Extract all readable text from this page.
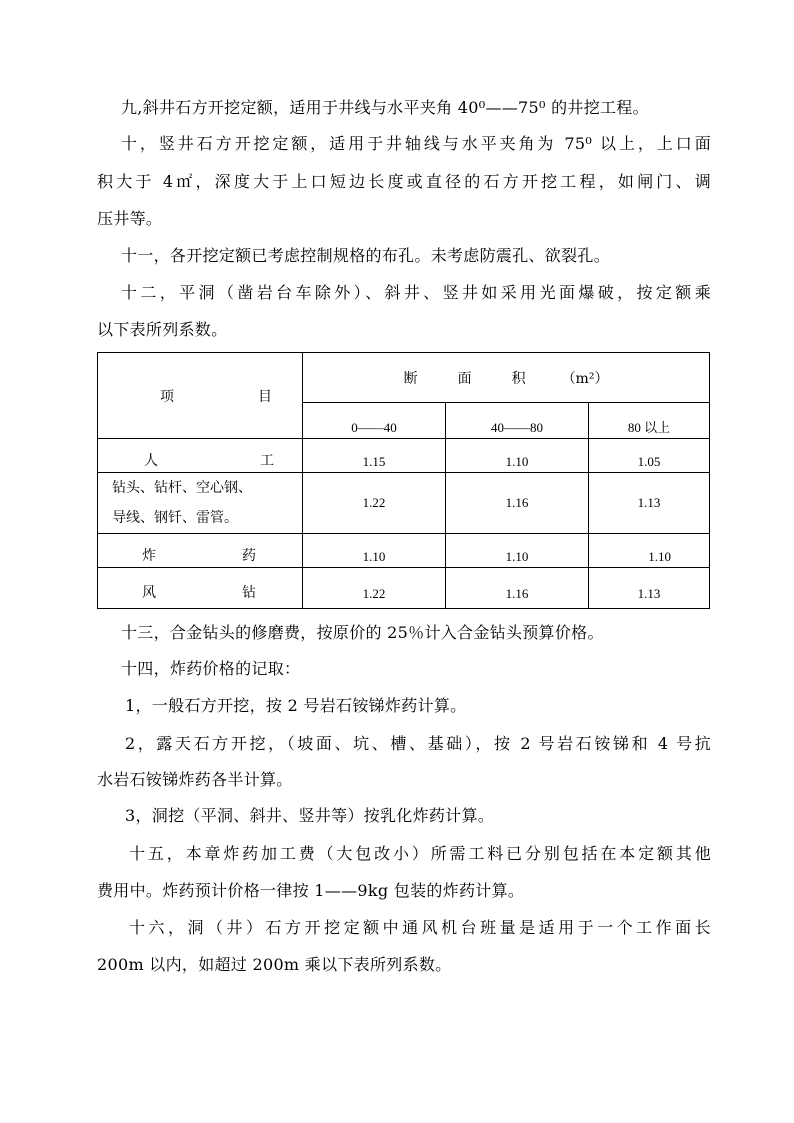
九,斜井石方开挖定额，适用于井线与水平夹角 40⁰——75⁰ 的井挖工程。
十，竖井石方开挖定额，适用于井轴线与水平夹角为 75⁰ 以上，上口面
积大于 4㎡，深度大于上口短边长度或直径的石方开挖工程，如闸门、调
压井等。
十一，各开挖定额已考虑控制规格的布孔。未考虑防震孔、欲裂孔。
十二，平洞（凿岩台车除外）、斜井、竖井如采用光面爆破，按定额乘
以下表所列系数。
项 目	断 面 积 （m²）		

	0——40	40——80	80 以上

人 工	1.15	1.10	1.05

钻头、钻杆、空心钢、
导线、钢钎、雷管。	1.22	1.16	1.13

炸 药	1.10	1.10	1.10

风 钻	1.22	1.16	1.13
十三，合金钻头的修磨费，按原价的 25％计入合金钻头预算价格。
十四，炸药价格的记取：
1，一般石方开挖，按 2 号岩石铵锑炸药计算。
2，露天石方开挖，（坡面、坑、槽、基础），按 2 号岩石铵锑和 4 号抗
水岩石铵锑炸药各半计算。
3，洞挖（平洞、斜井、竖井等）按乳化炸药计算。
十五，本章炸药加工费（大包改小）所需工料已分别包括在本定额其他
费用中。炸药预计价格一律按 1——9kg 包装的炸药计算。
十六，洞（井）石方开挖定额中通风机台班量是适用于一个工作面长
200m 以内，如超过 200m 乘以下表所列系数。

====

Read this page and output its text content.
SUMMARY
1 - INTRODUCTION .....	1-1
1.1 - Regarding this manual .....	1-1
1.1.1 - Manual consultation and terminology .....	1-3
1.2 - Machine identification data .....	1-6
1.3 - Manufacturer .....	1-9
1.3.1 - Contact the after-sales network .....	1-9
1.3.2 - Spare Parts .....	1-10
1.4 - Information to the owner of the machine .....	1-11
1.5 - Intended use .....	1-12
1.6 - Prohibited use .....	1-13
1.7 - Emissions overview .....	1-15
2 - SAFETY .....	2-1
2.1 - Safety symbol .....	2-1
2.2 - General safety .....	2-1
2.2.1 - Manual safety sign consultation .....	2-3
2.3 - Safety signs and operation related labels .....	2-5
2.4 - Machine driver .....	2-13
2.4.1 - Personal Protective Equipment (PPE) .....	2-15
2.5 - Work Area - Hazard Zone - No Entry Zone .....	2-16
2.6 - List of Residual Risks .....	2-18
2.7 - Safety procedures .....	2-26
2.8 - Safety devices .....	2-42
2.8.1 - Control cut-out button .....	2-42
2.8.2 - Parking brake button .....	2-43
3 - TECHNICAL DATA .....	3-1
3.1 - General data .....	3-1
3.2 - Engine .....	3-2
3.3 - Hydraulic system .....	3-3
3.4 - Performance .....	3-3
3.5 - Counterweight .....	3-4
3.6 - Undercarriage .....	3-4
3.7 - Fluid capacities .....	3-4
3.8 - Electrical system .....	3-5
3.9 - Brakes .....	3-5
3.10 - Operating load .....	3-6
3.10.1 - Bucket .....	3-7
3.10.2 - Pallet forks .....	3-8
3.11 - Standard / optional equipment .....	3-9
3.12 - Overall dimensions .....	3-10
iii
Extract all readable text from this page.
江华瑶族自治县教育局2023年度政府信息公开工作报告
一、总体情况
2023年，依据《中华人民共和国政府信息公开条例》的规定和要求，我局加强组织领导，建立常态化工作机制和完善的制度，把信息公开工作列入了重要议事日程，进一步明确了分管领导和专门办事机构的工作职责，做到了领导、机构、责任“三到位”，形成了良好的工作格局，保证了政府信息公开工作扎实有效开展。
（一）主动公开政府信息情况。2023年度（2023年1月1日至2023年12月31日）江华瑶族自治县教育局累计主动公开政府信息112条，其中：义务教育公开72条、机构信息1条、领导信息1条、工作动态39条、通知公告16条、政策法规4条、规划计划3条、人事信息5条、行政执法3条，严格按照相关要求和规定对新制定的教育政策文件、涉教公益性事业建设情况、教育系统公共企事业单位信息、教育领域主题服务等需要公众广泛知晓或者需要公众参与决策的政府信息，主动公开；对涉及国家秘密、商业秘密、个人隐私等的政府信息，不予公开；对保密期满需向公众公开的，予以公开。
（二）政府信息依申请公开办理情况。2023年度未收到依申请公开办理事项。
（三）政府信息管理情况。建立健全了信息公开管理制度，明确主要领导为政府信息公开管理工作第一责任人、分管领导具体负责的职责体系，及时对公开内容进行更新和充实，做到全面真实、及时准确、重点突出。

====

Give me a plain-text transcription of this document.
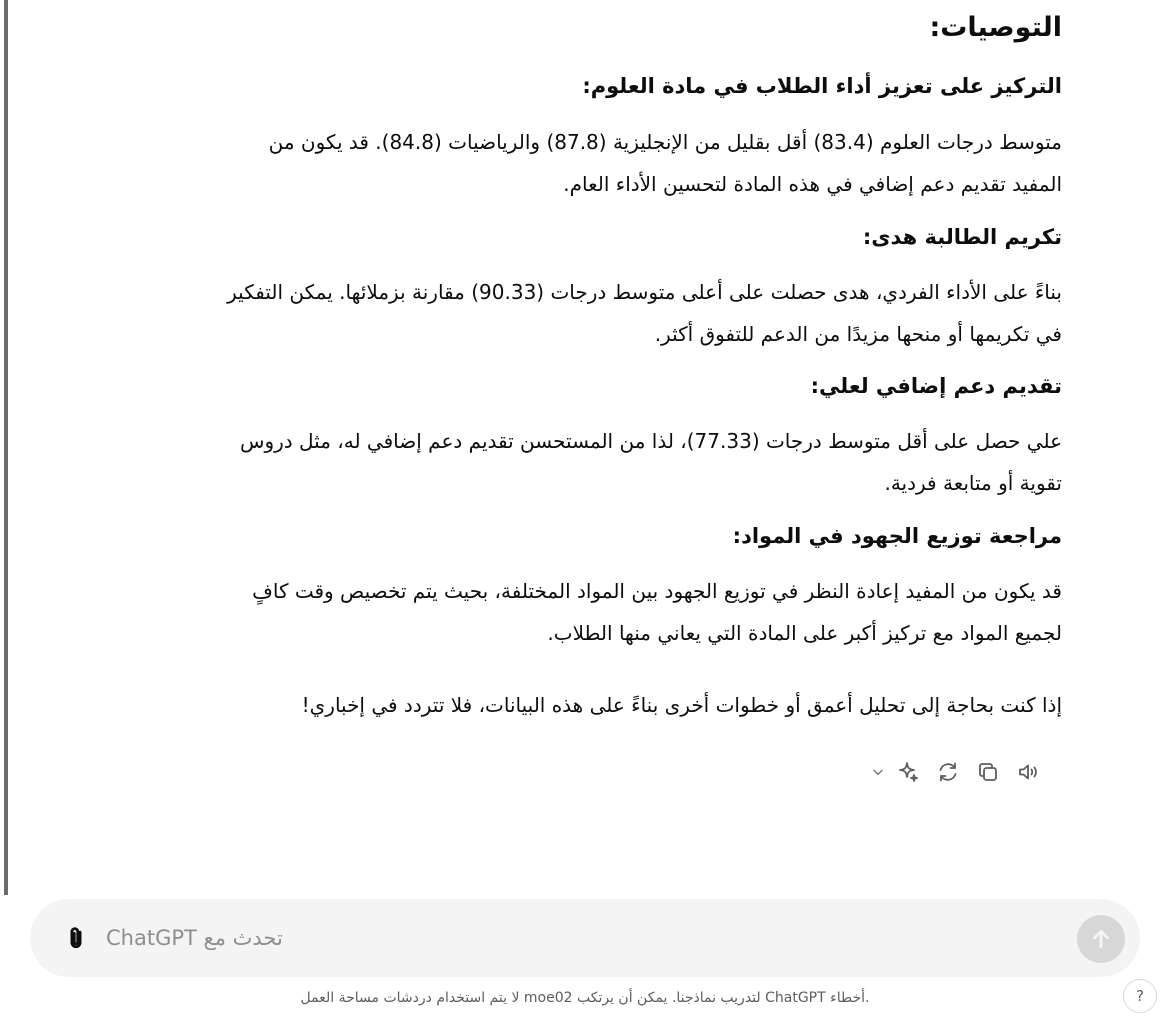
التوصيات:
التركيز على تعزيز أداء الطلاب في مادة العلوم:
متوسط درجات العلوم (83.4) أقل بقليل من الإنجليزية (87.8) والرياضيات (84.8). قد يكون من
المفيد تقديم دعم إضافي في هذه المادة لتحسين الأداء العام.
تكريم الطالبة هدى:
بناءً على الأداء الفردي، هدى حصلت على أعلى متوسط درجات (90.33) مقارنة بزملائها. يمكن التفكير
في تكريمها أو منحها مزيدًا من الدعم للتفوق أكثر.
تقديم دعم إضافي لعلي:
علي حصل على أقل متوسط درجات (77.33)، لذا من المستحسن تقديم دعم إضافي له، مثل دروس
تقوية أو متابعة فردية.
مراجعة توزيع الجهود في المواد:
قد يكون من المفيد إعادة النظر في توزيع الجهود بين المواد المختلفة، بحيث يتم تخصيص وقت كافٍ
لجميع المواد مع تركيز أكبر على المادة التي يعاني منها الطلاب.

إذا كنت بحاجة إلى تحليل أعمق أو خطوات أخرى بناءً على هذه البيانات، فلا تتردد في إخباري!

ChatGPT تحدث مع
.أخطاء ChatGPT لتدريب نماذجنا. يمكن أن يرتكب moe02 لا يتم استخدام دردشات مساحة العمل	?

====

> _WHAT THE TASK ASKS_: Report only the count of lines that include the string "button".

> _SOLUTION_: 2